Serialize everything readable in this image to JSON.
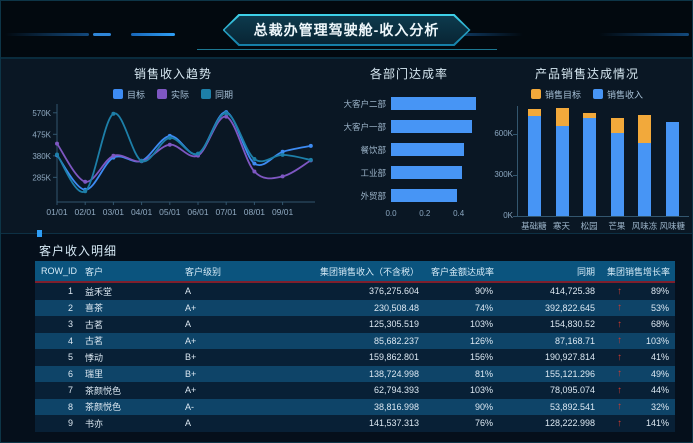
{
  "header": {
    "title": "总裁办管理驾驶舱-收入分析"
  },
  "colors": {
    "accent_blue": "#2f9ff5",
    "bar_blue": "#4795f5",
    "bar_orange": "#f2a93b",
    "line_blue": "#3d8bf2",
    "line_purple": "#7e57c2",
    "line_teal": "#1d7fa8",
    "arrow_red": "#d23a2e",
    "table_header_bg": "#0b547e"
  },
  "chart_data": [
    {
      "type": "line",
      "title": "销售收入趋势",
      "unit": "K",
      "x": [
        "01/01",
        "02/01",
        "03/01",
        "04/01",
        "05/01",
        "06/01",
        "07/01",
        "08/01",
        "09/01",
        ""
      ],
      "x_tick_labels": [
        "01/01",
        "02/01",
        "03/01",
        "04/01",
        "05/01",
        "06/01",
        "07/01",
        "08/01",
        "09/01"
      ],
      "series": [
        {
          "name": "目标",
          "color": "#3d8bf2",
          "values": [
            383,
            230,
            372,
            358,
            468,
            388,
            573,
            346,
            398,
            424
          ]
        },
        {
          "name": "实际",
          "color": "#7e57c2",
          "values": [
            434,
            266,
            380,
            356,
            429,
            381,
            553,
            311,
            289,
            360
          ]
        },
        {
          "name": "同期",
          "color": "#1d7fa8",
          "values": [
            386,
            224,
            566,
            357,
            459,
            390,
            568,
            366,
            384,
            362
          ]
        }
      ],
      "ylim": [
        185,
        600
      ],
      "y_ticks": [
        {
          "label": "570K",
          "value": 570
        },
        {
          "label": "475K",
          "value": 475
        },
        {
          "label": "380K",
          "value": 380
        },
        {
          "label": "285K",
          "value": 285
        }
      ],
      "legend_position": "top",
      "grid": false
    },
    {
      "type": "bar-horizontal",
      "title": "各部门达成率",
      "categories": [
        "大客户二部",
        "大客户一部",
        "餐饮部",
        "工业部",
        "外贸部"
      ],
      "values": [
        0.5,
        0.48,
        0.43,
        0.42,
        0.39
      ],
      "xlim": [
        0,
        0.55
      ],
      "x_ticks": [
        {
          "label": "0.0",
          "value": 0.0
        },
        {
          "label": "0.2",
          "value": 0.2
        },
        {
          "label": "0.4",
          "value": 0.4
        }
      ],
      "bar_color": "#4795f5",
      "grid": false
    },
    {
      "type": "bar-stacked",
      "title": "产品销售达成情况",
      "unit": "K",
      "categories": [
        "基础糖",
        "寒天",
        "松园",
        "芒果",
        "风味冻",
        "风味糖"
      ],
      "series": [
        {
          "name": "销售收入",
          "color": "#4795f5",
          "values": [
            730,
            655,
            715,
            605,
            530,
            685
          ]
        },
        {
          "name": "销售目标",
          "color": "#f2a93b",
          "values": [
            45,
            130,
            35,
            105,
            205,
            0
          ]
        }
      ],
      "legend": [
        "销售目标",
        "销售收入"
      ],
      "legend_colors": [
        "#f2a93b",
        "#4795f5"
      ],
      "ylim": [
        0,
        800
      ],
      "y_ticks": [
        {
          "label": "600K",
          "value": 600
        },
        {
          "label": "300K",
          "value": 300
        },
        {
          "label": "0K",
          "value": 0
        }
      ],
      "legend_position": "top",
      "grid": false
    }
  ],
  "table": {
    "section_title": "客户收入明细",
    "up_arrow": "↑",
    "columns": [
      {
        "key": "row_id",
        "label": "ROW_ID",
        "align": "right"
      },
      {
        "key": "customer",
        "label": "客户",
        "align": "left"
      },
      {
        "key": "level",
        "label": "客户级别",
        "align": "left"
      },
      {
        "key": "revenue",
        "label": "集团销售收入（不含税）",
        "align": "right"
      },
      {
        "key": "rate",
        "label": "客户金额达成率",
        "align": "right"
      },
      {
        "key": "period",
        "label": "同期",
        "align": "right"
      },
      {
        "key": "growth",
        "label": "集团销售增长率",
        "align": "right"
      }
    ],
    "rows": [
      {
        "row_id": "1",
        "customer": "益禾堂",
        "level": "A",
        "revenue": "376,275.604",
        "rate": "90%",
        "period": "414,725.38",
        "growth": "89%"
      },
      {
        "row_id": "2",
        "customer": "喜茶",
        "level": "A+",
        "revenue": "230,508.48",
        "rate": "74%",
        "period": "392,822.645",
        "growth": "53%"
      },
      {
        "row_id": "3",
        "customer": "古茗",
        "level": "A",
        "revenue": "125,305.519",
        "rate": "103%",
        "period": "154,830.52",
        "growth": "68%"
      },
      {
        "row_id": "4",
        "customer": "古茗",
        "level": "A+",
        "revenue": "85,682.237",
        "rate": "126%",
        "period": "87,168.71",
        "growth": "103%"
      },
      {
        "row_id": "5",
        "customer": "悸动",
        "level": "B+",
        "revenue": "159,862.801",
        "rate": "156%",
        "period": "190,927.814",
        "growth": "41%"
      },
      {
        "row_id": "6",
        "customer": "瑞里",
        "level": "B+",
        "revenue": "138,724.998",
        "rate": "81%",
        "period": "155,121.296",
        "growth": "49%"
      },
      {
        "row_id": "7",
        "customer": "茶颜悦色",
        "level": "A+",
        "revenue": "62,794.393",
        "rate": "103%",
        "period": "78,095.074",
        "growth": "44%"
      },
      {
        "row_id": "8",
        "customer": "茶颜悦色",
        "level": "A-",
        "revenue": "38,816.998",
        "rate": "90%",
        "period": "53,892.541",
        "growth": "32%"
      },
      {
        "row_id": "9",
        "customer": "书亦",
        "level": "A",
        "revenue": "141,537.313",
        "rate": "76%",
        "period": "128,222.998",
        "growth": "141%"
      }
    ]
  }
}
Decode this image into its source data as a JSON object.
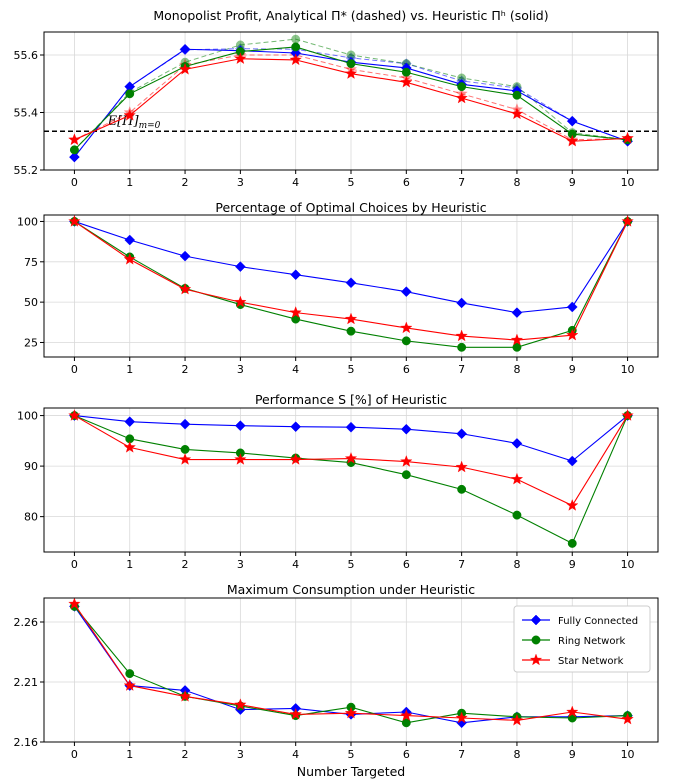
{
  "chart_data": [
    {
      "type": "line",
      "title": "Monopolist Profit, Analytical Π* (dashed) vs. Heuristic Πʰ (solid)",
      "xlabel": "",
      "ylabel": "",
      "x": [
        0,
        1,
        2,
        3,
        4,
        5,
        6,
        7,
        8,
        9,
        10
      ],
      "xticks": [
        "0",
        "1",
        "2",
        "3",
        "4",
        "5",
        "6",
        "7",
        "8",
        "9",
        "10"
      ],
      "ylim": [
        55.2,
        55.68
      ],
      "yticks": [
        "55.2",
        "55.4",
        "55.6"
      ],
      "grid": true,
      "reference_line": {
        "value": 55.335,
        "label": "E[Π]m=0"
      },
      "series": [
        {
          "name": "Fully Connected",
          "color": "#0000ff",
          "marker": "diamond",
          "style": "solid",
          "values": [
            55.245,
            55.49,
            55.62,
            55.615,
            55.607,
            55.575,
            55.555,
            55.498,
            55.475,
            55.37,
            55.3
          ]
        },
        {
          "name": "Ring Network",
          "color": "#008000",
          "marker": "circle",
          "style": "solid",
          "values": [
            55.27,
            55.465,
            55.56,
            55.612,
            55.628,
            55.57,
            55.54,
            55.49,
            55.46,
            55.325,
            55.305
          ]
        },
        {
          "name": "Star Network",
          "color": "#ff0000",
          "marker": "star",
          "style": "solid",
          "values": [
            55.305,
            55.39,
            55.55,
            55.587,
            55.583,
            55.535,
            55.505,
            55.45,
            55.395,
            55.3,
            55.31
          ]
        },
        {
          "name": "",
          "color": "#0000ff",
          "marker": "diamond",
          "style": "dashed",
          "values": [
            55.245,
            55.49,
            55.618,
            55.622,
            55.62,
            55.59,
            55.57,
            55.51,
            55.485,
            55.37,
            55.3
          ]
        },
        {
          "name": "",
          "color": "#008000",
          "marker": "circle",
          "style": "dashed",
          "values": [
            55.27,
            55.47,
            55.575,
            55.635,
            55.655,
            55.6,
            55.57,
            55.52,
            55.49,
            55.33,
            55.305
          ]
        },
        {
          "name": "",
          "color": "#ff0000",
          "marker": "star",
          "style": "dashed",
          "values": [
            55.305,
            55.4,
            55.565,
            55.6,
            55.6,
            55.55,
            55.52,
            55.465,
            55.41,
            55.305,
            55.31
          ]
        }
      ]
    },
    {
      "type": "line",
      "title": "Percentage of Optimal Choices by Heuristic",
      "xlabel": "",
      "ylabel": "",
      "x": [
        0,
        1,
        2,
        3,
        4,
        5,
        6,
        7,
        8,
        9,
        10
      ],
      "xticks": [
        "0",
        "1",
        "2",
        "3",
        "4",
        "5",
        "6",
        "7",
        "8",
        "9",
        "10"
      ],
      "ylim": [
        16,
        104
      ],
      "yticks": [
        "25",
        "50",
        "75",
        "100"
      ],
      "grid": true,
      "series": [
        {
          "name": "Fully Connected",
          "color": "#0000ff",
          "marker": "diamond",
          "style": "solid",
          "values": [
            100,
            88.5,
            78.5,
            72,
            67,
            62,
            56.5,
            49.5,
            43.5,
            47,
            100
          ]
        },
        {
          "name": "Ring Network",
          "color": "#008000",
          "marker": "circle",
          "style": "solid",
          "values": [
            100,
            78,
            58.5,
            48.5,
            39.5,
            32,
            26,
            22,
            22,
            32.5,
            100
          ]
        },
        {
          "name": "Star Network",
          "color": "#ff0000",
          "marker": "star",
          "style": "solid",
          "values": [
            100,
            76.5,
            58,
            50,
            43.5,
            39.5,
            34,
            29,
            26.5,
            29.5,
            100
          ]
        }
      ]
    },
    {
      "type": "line",
      "title": "Performance S [%] of Heuristic",
      "xlabel": "",
      "ylabel": "",
      "x": [
        0,
        1,
        2,
        3,
        4,
        5,
        6,
        7,
        8,
        9,
        10
      ],
      "xticks": [
        "0",
        "1",
        "2",
        "3",
        "4",
        "5",
        "6",
        "7",
        "8",
        "9",
        "10"
      ],
      "ylim": [
        73,
        101.5
      ],
      "yticks": [
        "80",
        "90",
        "100"
      ],
      "grid": true,
      "series": [
        {
          "name": "Fully Connected",
          "color": "#0000ff",
          "marker": "diamond",
          "style": "solid",
          "values": [
            100,
            98.8,
            98.3,
            98,
            97.8,
            97.7,
            97.3,
            96.4,
            94.5,
            91,
            100
          ]
        },
        {
          "name": "Ring Network",
          "color": "#008000",
          "marker": "circle",
          "style": "solid",
          "values": [
            100,
            95.4,
            93.3,
            92.6,
            91.6,
            90.7,
            88.3,
            85.4,
            80.3,
            74.7,
            100
          ]
        },
        {
          "name": "Star Network",
          "color": "#ff0000",
          "marker": "star",
          "style": "solid",
          "values": [
            100,
            93.7,
            91.3,
            91.3,
            91.3,
            91.5,
            90.9,
            89.8,
            87.4,
            82.2,
            100
          ]
        }
      ]
    },
    {
      "type": "line",
      "title": "Maximum Consumption under Heuristic",
      "xlabel": "Number Targeted",
      "ylabel": "",
      "x": [
        0,
        1,
        2,
        3,
        4,
        5,
        6,
        7,
        8,
        9,
        10
      ],
      "xticks": [
        "0",
        "1",
        "2",
        "3",
        "4",
        "5",
        "6",
        "7",
        "8",
        "9",
        "10"
      ],
      "ylim": [
        2.16,
        2.28
      ],
      "yticks": [
        "2.16",
        "2.21",
        "2.26"
      ],
      "grid": true,
      "legend": {
        "position": "top-right",
        "entries": [
          "Fully Connected",
          "Ring Network",
          "Star Network"
        ]
      },
      "series": [
        {
          "name": "Fully Connected",
          "color": "#0000ff",
          "marker": "diamond",
          "style": "solid",
          "values": [
            2.273,
            2.207,
            2.203,
            2.187,
            2.188,
            2.183,
            2.185,
            2.176,
            2.181,
            2.181,
            2.182
          ]
        },
        {
          "name": "Ring Network",
          "color": "#008000",
          "marker": "circle",
          "style": "solid",
          "values": [
            2.273,
            2.217,
            2.198,
            2.19,
            2.182,
            2.189,
            2.176,
            2.184,
            2.181,
            2.18,
            2.182
          ]
        },
        {
          "name": "Star Network",
          "color": "#ff0000",
          "marker": "star",
          "style": "solid",
          "values": [
            2.275,
            2.207,
            2.198,
            2.191,
            2.183,
            2.184,
            2.182,
            2.18,
            2.178,
            2.185,
            2.179
          ]
        }
      ]
    }
  ]
}
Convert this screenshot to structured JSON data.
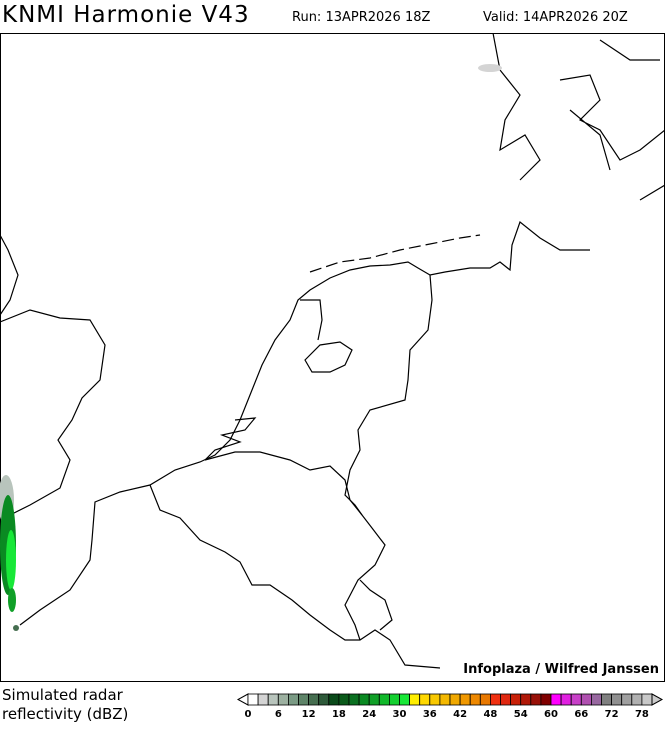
{
  "header": {
    "title": "KNMI Harmonie V43",
    "run": "Run: 13APR2026 18Z",
    "valid": "Valid: 14APR2026 20Z"
  },
  "credit": "Infoplaza / Wilfred Janssen",
  "legend": {
    "label_line1": "Simulated radar",
    "label_line2": "reflectivity (dBZ)",
    "ticks": [
      "0",
      "6",
      "12",
      "18",
      "24",
      "30",
      "36",
      "42",
      "48",
      "54",
      "60",
      "66",
      "72",
      "78"
    ],
    "colors": [
      "#ffffff",
      "#d4d4d4",
      "#b8c4bc",
      "#9cb0a0",
      "#7a9a84",
      "#5e8468",
      "#466e50",
      "#2e5a3a",
      "#0a4a1a",
      "#0a5a1a",
      "#0a7020",
      "#0a8a22",
      "#10a028",
      "#10b82a",
      "#14d030",
      "#18e838",
      "#ffee00",
      "#ffd800",
      "#f8c800",
      "#f4b800",
      "#f0a800",
      "#f09800",
      "#ee8800",
      "#e87800",
      "#f03010",
      "#e02810",
      "#c82008",
      "#b01808",
      "#981008",
      "#800000",
      "#ff00ff",
      "#e020e0",
      "#c840c8",
      "#b050b0",
      "#9868a0",
      "#808080",
      "#909090",
      "#a0a0a0",
      "#b0b0b0",
      "#c8c8c8"
    ]
  }
}
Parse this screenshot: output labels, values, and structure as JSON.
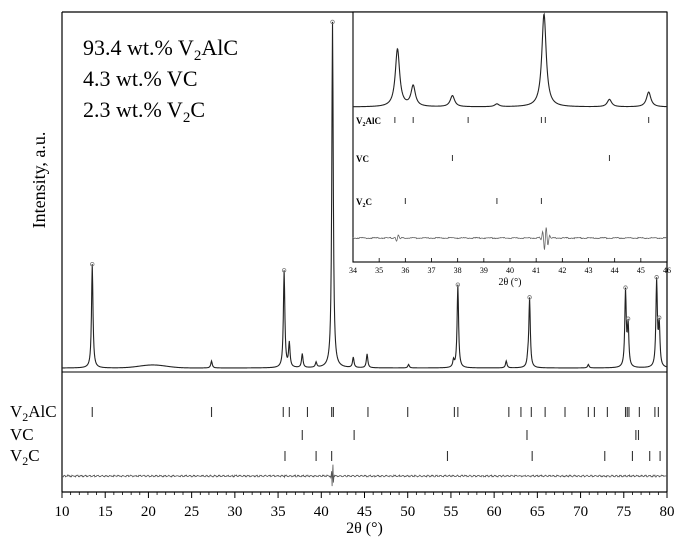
{
  "chart_data": {
    "type": "line",
    "plot_kind": "XRD Rietveld refinement",
    "xlabel": "2θ (°)",
    "ylabel": "Intensity, a.u.",
    "xlim": [
      10,
      80
    ],
    "xticks": [
      10,
      15,
      20,
      25,
      30,
      35,
      40,
      45,
      50,
      55,
      60,
      65,
      70,
      75,
      80
    ],
    "grid": false,
    "composition_text": [
      {
        "value": "93.4",
        "unit": "wt.%",
        "phase_main": "V",
        "phase_sub": "2",
        "phase_rest": "AlC"
      },
      {
        "value": "4.3",
        "unit": "wt.%",
        "phase_main": "VC",
        "phase_sub": "",
        "phase_rest": ""
      },
      {
        "value": "2.3",
        "unit": "wt.%",
        "phase_main": "V",
        "phase_sub": "2",
        "phase_rest": "C"
      }
    ],
    "peaks": [
      {
        "x": 13.5,
        "h": 0.3
      },
      {
        "x": 27.3,
        "h": 0.02
      },
      {
        "x": 35.7,
        "h": 0.28
      },
      {
        "x": 36.3,
        "h": 0.07
      },
      {
        "x": 37.8,
        "h": 0.04
      },
      {
        "x": 39.4,
        "h": 0.015
      },
      {
        "x": 41.3,
        "h": 1.0
      },
      {
        "x": 43.7,
        "h": 0.03
      },
      {
        "x": 45.3,
        "h": 0.04
      },
      {
        "x": 50.1,
        "h": 0.01
      },
      {
        "x": 55.3,
        "h": 0.02
      },
      {
        "x": 55.8,
        "h": 0.24
      },
      {
        "x": 61.4,
        "h": 0.02
      },
      {
        "x": 63.9,
        "h": 0.02
      },
      {
        "x": 64.1,
        "h": 0.2
      },
      {
        "x": 70.9,
        "h": 0.01
      },
      {
        "x": 75.2,
        "h": 0.22
      },
      {
        "x": 75.5,
        "h": 0.12
      },
      {
        "x": 78.8,
        "h": 0.25
      },
      {
        "x": 79.1,
        "h": 0.12
      }
    ],
    "reflections": [
      {
        "main": "V",
        "sub": "2",
        "rest": "AlC",
        "positions": [
          13.5,
          27.3,
          35.6,
          36.3,
          38.4,
          41.2,
          41.4,
          45.4,
          50.0,
          55.4,
          55.8,
          61.7,
          63.1,
          64.3,
          65.9,
          68.2,
          70.9,
          71.6,
          73.1,
          75.2,
          75.4,
          75.6,
          76.8,
          78.6,
          79.0
        ]
      },
      {
        "main": "VC",
        "sub": "",
        "rest": "",
        "positions": [
          37.8,
          43.8,
          63.8,
          76.4,
          76.7
        ]
      },
      {
        "main": "V",
        "sub": "2",
        "rest": "C",
        "positions": [
          35.8,
          39.4,
          41.2,
          54.6,
          64.4,
          72.8,
          76.0,
          78.0,
          79.2
        ]
      }
    ],
    "inset": {
      "xlim": [
        34,
        46
      ],
      "xticks": [
        34,
        35,
        36,
        37,
        38,
        39,
        40,
        41,
        42,
        43,
        44,
        45,
        46
      ],
      "xlabel": "2θ (°)",
      "peaks": [
        {
          "x": 35.7,
          "h": 0.62
        },
        {
          "x": 36.3,
          "h": 0.22
        },
        {
          "x": 37.8,
          "h": 0.12
        },
        {
          "x": 39.5,
          "h": 0.03
        },
        {
          "x": 41.3,
          "h": 1.0
        },
        {
          "x": 43.8,
          "h": 0.08
        },
        {
          "x": 45.3,
          "h": 0.16
        }
      ],
      "reflections": [
        {
          "main": "V",
          "sub": "2",
          "rest": "AlC",
          "positions": [
            35.6,
            36.3,
            38.4,
            41.2,
            41.35,
            45.3
          ]
        },
        {
          "main": "VC",
          "sub": "",
          "rest": "",
          "positions": [
            37.8,
            43.8
          ]
        },
        {
          "main": "V",
          "sub": "2",
          "rest": "C",
          "positions": [
            36.0,
            39.5,
            41.2
          ]
        }
      ]
    }
  }
}
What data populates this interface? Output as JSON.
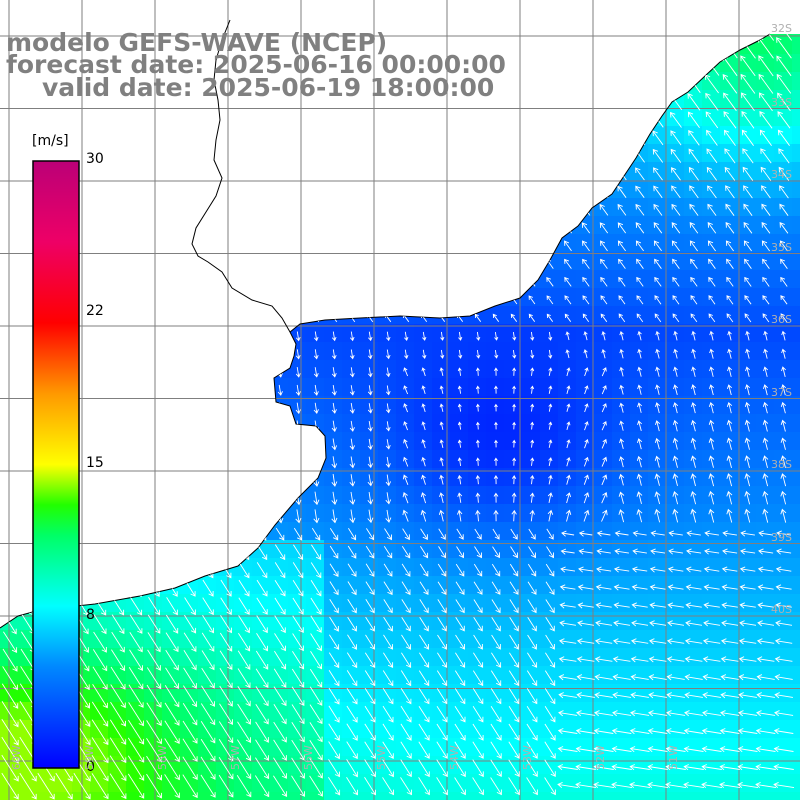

* * * * * * * * *

#### TASK PROMPT:
Report only the number of lines in the listing that contain the word "growth".

#### SOLVED EXERCISE:
10